*GOAL OF THE EXERCISE:*
All entries are to be quoted exactly; the images stay out of the copy.

*MATERIAL SHOWN:*

—————

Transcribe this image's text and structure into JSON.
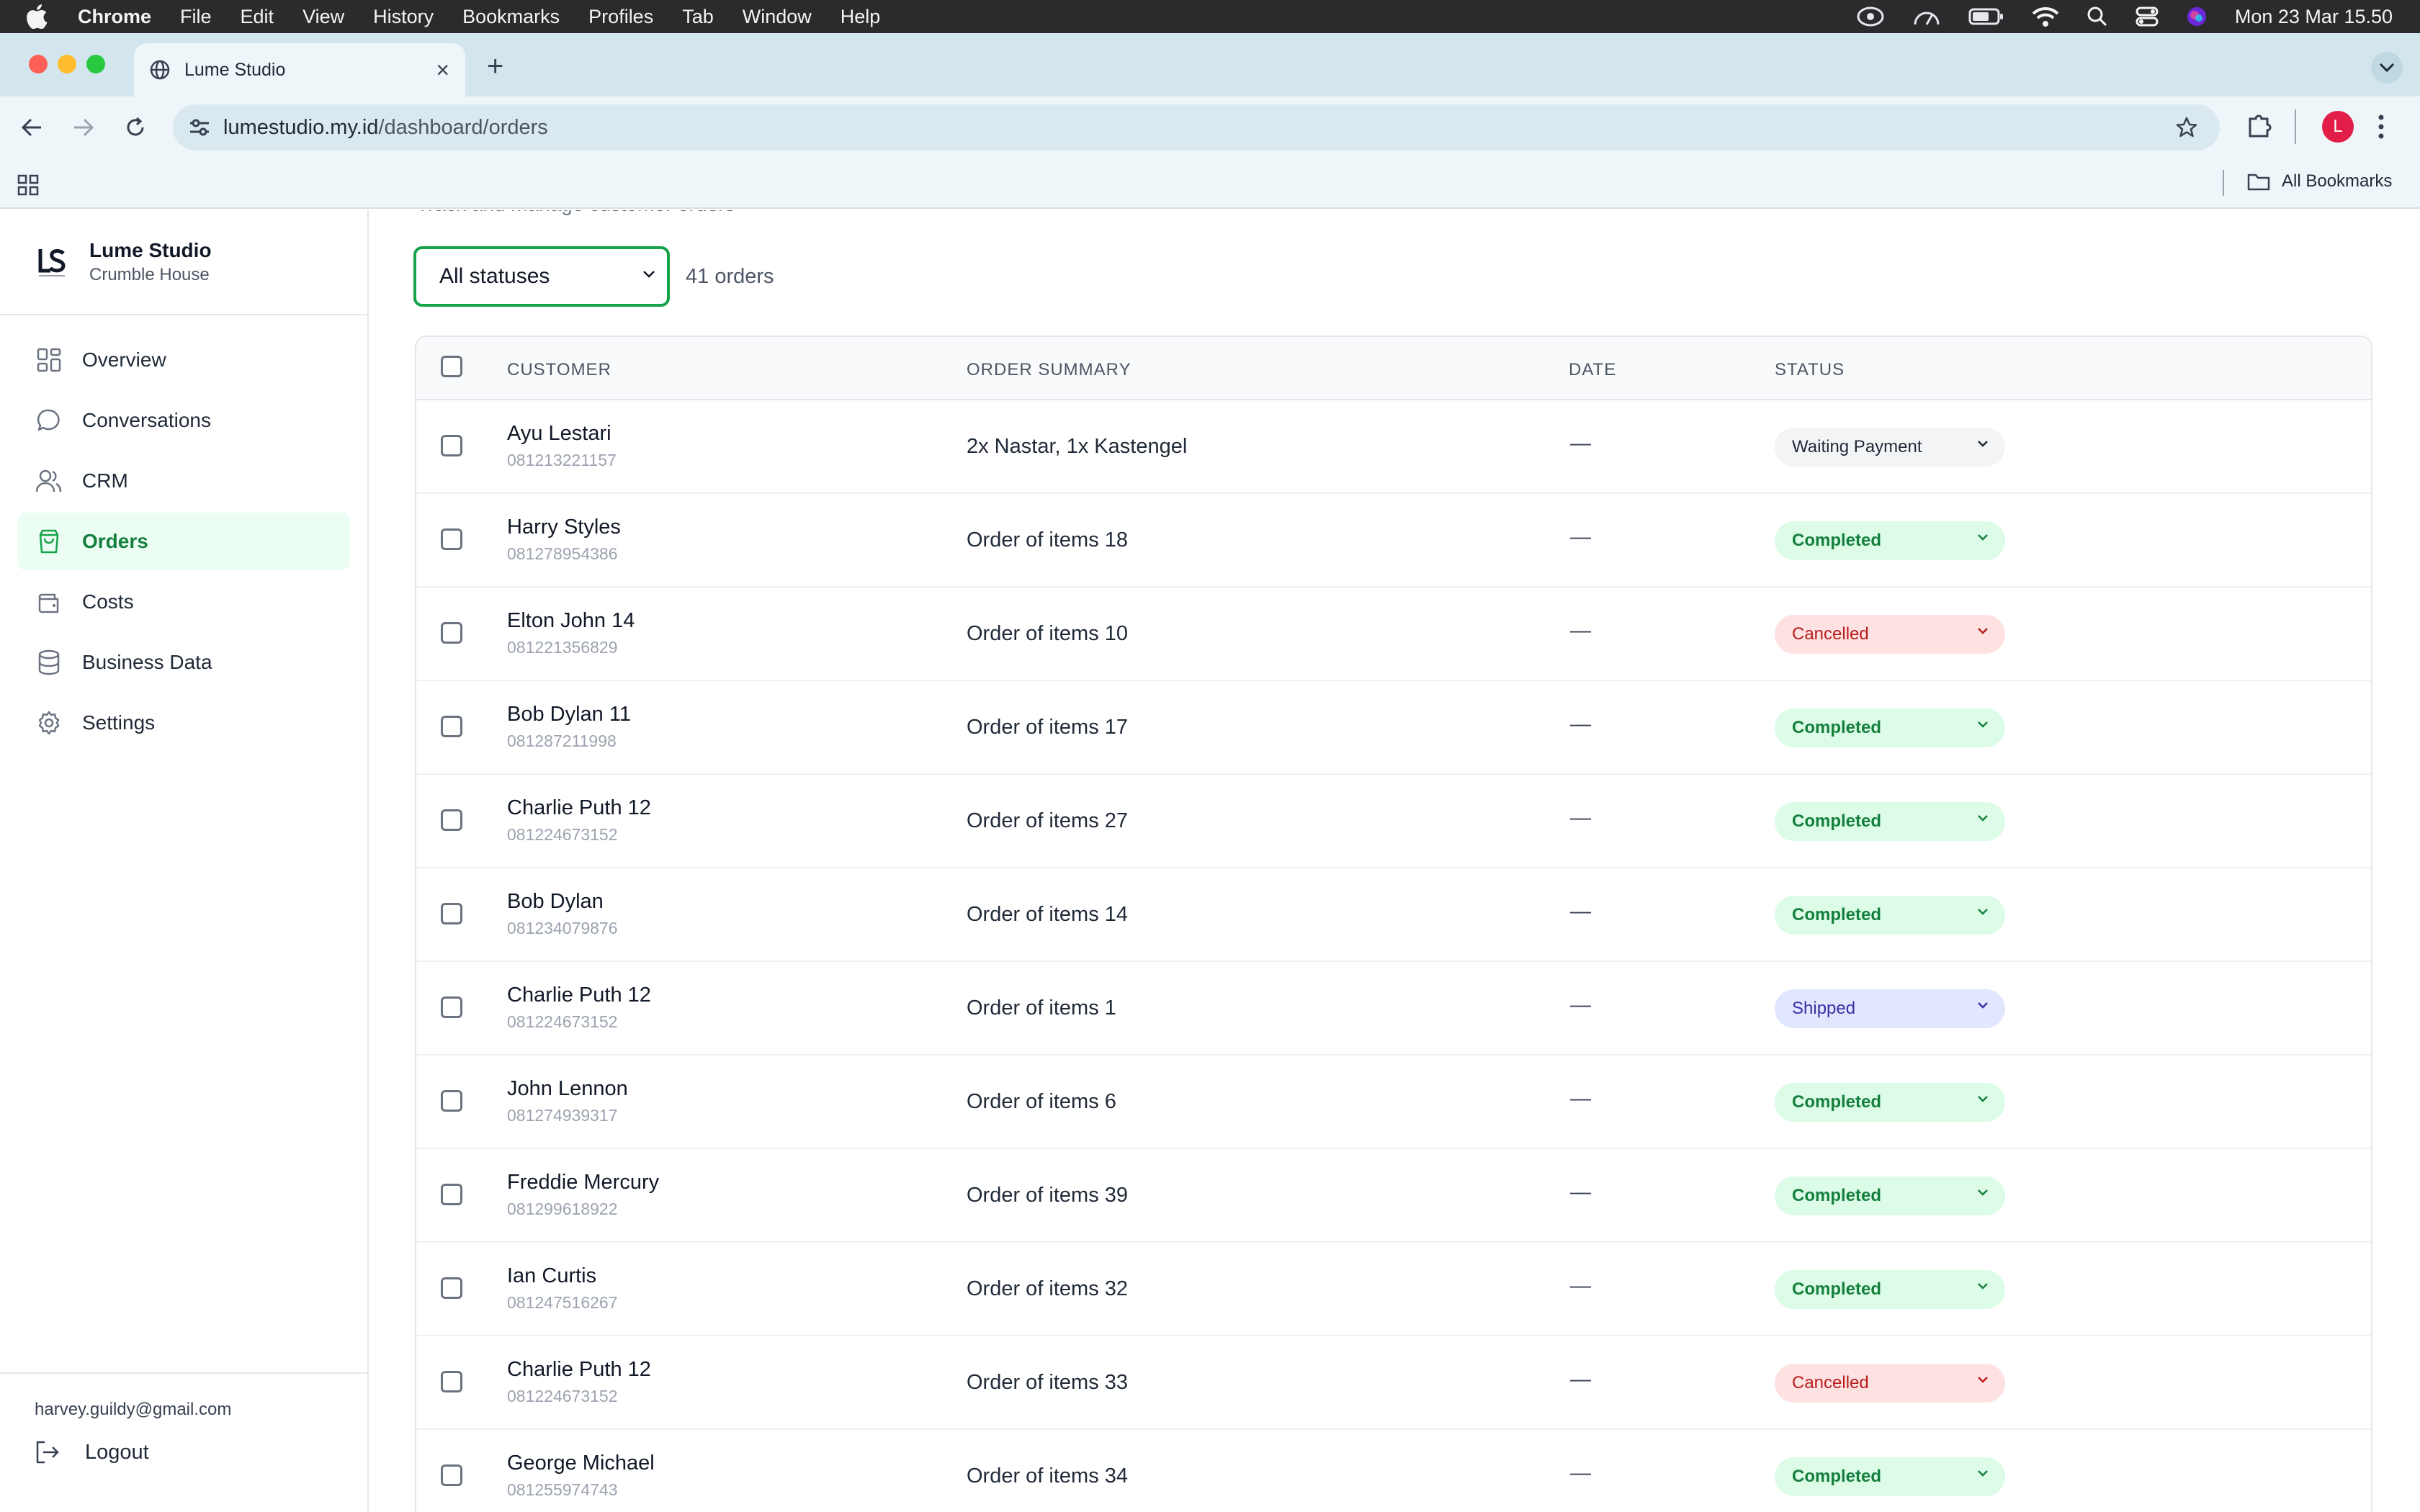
{
  "menubar": {
    "app": "Chrome",
    "items": [
      "File",
      "Edit",
      "View",
      "History",
      "Bookmarks",
      "Profiles",
      "Tab",
      "Window",
      "Help"
    ],
    "clock": "Mon 23 Mar  15.50"
  },
  "browser": {
    "tab_title": "Lume Studio",
    "url_host": "lumestudio.my.id",
    "url_path": "/dashboard/orders",
    "profile_initial": "L",
    "all_bookmarks": "All Bookmarks"
  },
  "sidebar": {
    "brand_name": "Lume Studio",
    "brand_sub": "Crumble House",
    "items": [
      {
        "label": "Overview",
        "icon": "grid-icon"
      },
      {
        "label": "Conversations",
        "icon": "chat-icon"
      },
      {
        "label": "CRM",
        "icon": "users-icon"
      },
      {
        "label": "Orders",
        "icon": "bag-icon",
        "active": true
      },
      {
        "label": "Costs",
        "icon": "wallet-icon"
      },
      {
        "label": "Business Data",
        "icon": "database-icon"
      },
      {
        "label": "Settings",
        "icon": "gear-icon"
      }
    ],
    "email": "harvey.guildy@gmail.com",
    "logout": "Logout"
  },
  "main": {
    "subtitle": "Track and manage customer orders",
    "filter_value": "All statuses",
    "order_count": "41 orders",
    "columns": {
      "customer": "CUSTOMER",
      "summary": "ORDER SUMMARY",
      "date": "DATE",
      "status": "STATUS"
    },
    "rows": [
      {
        "name": "Ayu Lestari",
        "phone": "081213221157",
        "summary": "2x Nastar, 1x Kastengel",
        "date": "—",
        "status": "Waiting Payment"
      },
      {
        "name": "Harry Styles",
        "phone": "081278954386",
        "summary": "Order of items 18",
        "date": "—",
        "status": "Completed"
      },
      {
        "name": "Elton John 14",
        "phone": "081221356829",
        "summary": "Order of items 10",
        "date": "—",
        "status": "Cancelled"
      },
      {
        "name": "Bob Dylan 11",
        "phone": "081287211998",
        "summary": "Order of items 17",
        "date": "—",
        "status": "Completed"
      },
      {
        "name": "Charlie Puth 12",
        "phone": "081224673152",
        "summary": "Order of items 27",
        "date": "—",
        "status": "Completed"
      },
      {
        "name": "Bob Dylan",
        "phone": "081234079876",
        "summary": "Order of items 14",
        "date": "—",
        "status": "Completed"
      },
      {
        "name": "Charlie Puth 12",
        "phone": "081224673152",
        "summary": "Order of items 1",
        "date": "—",
        "status": "Shipped"
      },
      {
        "name": "John Lennon",
        "phone": "081274939317",
        "summary": "Order of items 6",
        "date": "—",
        "status": "Completed"
      },
      {
        "name": "Freddie Mercury",
        "phone": "081299618922",
        "summary": "Order of items 39",
        "date": "—",
        "status": "Completed"
      },
      {
        "name": "Ian Curtis",
        "phone": "081247516267",
        "summary": "Order of items 32",
        "date": "—",
        "status": "Completed"
      },
      {
        "name": "Charlie Puth 12",
        "phone": "081224673152",
        "summary": "Order of items 33",
        "date": "—",
        "status": "Cancelled"
      },
      {
        "name": "George Michael",
        "phone": "081255974743",
        "summary": "Order of items 34",
        "date": "—",
        "status": "Completed"
      }
    ]
  },
  "colors": {
    "accent_green": "#16a34a",
    "completed_bg": "#dcfce7",
    "cancelled_bg": "#fee2e2",
    "shipped_bg": "#e0e7ff",
    "waiting_bg": "#f3f4f6"
  }
}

—————

*ANSWER FOR THIS EXERCISE:*
Transcribe this image's text and structure into JSON.
{
  "menubar": {
    "app": "Chrome",
    "items": [
      "File",
      "Edit",
      "View",
      "History",
      "Bookmarks",
      "Profiles",
      "Tab",
      "Window",
      "Help"
    ],
    "clock": "Mon 23 Mar  15.50"
  },
  "browser": {
    "tab_title": "Lume Studio",
    "url_host": "lumestudio.my.id",
    "url_path": "/dashboard/orders",
    "profile_initial": "L",
    "all_bookmarks": "All Bookmarks"
  },
  "sidebar": {
    "brand_name": "Lume Studio",
    "brand_sub": "Crumble House",
    "items": [
      {
        "label": "Overview",
        "icon": "grid-icon"
      },
      {
        "label": "Conversations",
        "icon": "chat-icon"
      },
      {
        "label": "CRM",
        "icon": "users-icon"
      },
      {
        "label": "Orders",
        "icon": "bag-icon",
        "active": true
      },
      {
        "label": "Costs",
        "icon": "wallet-icon"
      },
      {
        "label": "Business Data",
        "icon": "database-icon"
      },
      {
        "label": "Settings",
        "icon": "gear-icon"
      }
    ],
    "email": "harvey.guildy@gmail.com",
    "logout": "Logout"
  },
  "main": {
    "subtitle": "Track and manage customer orders",
    "filter_value": "All statuses",
    "order_count": "41 orders",
    "columns": {
      "customer": "CUSTOMER",
      "summary": "ORDER SUMMARY",
      "date": "DATE",
      "status": "STATUS"
    },
    "rows": [
      {
        "name": "Ayu Lestari",
        "phone": "081213221157",
        "summary": "2x Nastar, 1x Kastengel",
        "date": "—",
        "status": "Waiting Payment"
      },
      {
        "name": "Harry Styles",
        "phone": "081278954386",
        "summary": "Order of items 18",
        "date": "—",
        "status": "Completed"
      },
      {
        "name": "Elton John 14",
        "phone": "081221356829",
        "summary": "Order of items 10",
        "date": "—",
        "status": "Cancelled"
      },
      {
        "name": "Bob Dylan 11",
        "phone": "081287211998",
        "summary": "Order of items 17",
        "date": "—",
        "status": "Completed"
      },
      {
        "name": "Charlie Puth 12",
        "phone": "081224673152",
        "summary": "Order of items 27",
        "date": "—",
        "status": "Completed"
      },
      {
        "name": "Bob Dylan",
        "phone": "081234079876",
        "summary": "Order of items 14",
        "date": "—",
        "status": "Completed"
      },
      {
        "name": "Charlie Puth 12",
        "phone": "081224673152",
        "summary": "Order of items 1",
        "date": "—",
        "status": "Shipped"
      },
      {
        "name": "John Lennon",
        "phone": "081274939317",
        "summary": "Order of items 6",
        "date": "—",
        "status": "Completed"
      },
      {
        "name": "Freddie Mercury",
        "phone": "081299618922",
        "summary": "Order of items 39",
        "date": "—",
        "status": "Completed"
      },
      {
        "name": "Ian Curtis",
        "phone": "081247516267",
        "summary": "Order of items 32",
        "date": "—",
        "status": "Completed"
      },
      {
        "name": "Charlie Puth 12",
        "phone": "081224673152",
        "summary": "Order of items 33",
        "date": "—",
        "status": "Cancelled"
      },
      {
        "name": "George Michael",
        "phone": "081255974743",
        "summary": "Order of items 34",
        "date": "—",
        "status": "Completed"
      }
    ]
  },
  "colors": {
    "accent_green": "#16a34a",
    "completed_bg": "#dcfce7",
    "cancelled_bg": "#fee2e2",
    "shipped_bg": "#e0e7ff",
    "waiting_bg": "#f3f4f6"
  }
}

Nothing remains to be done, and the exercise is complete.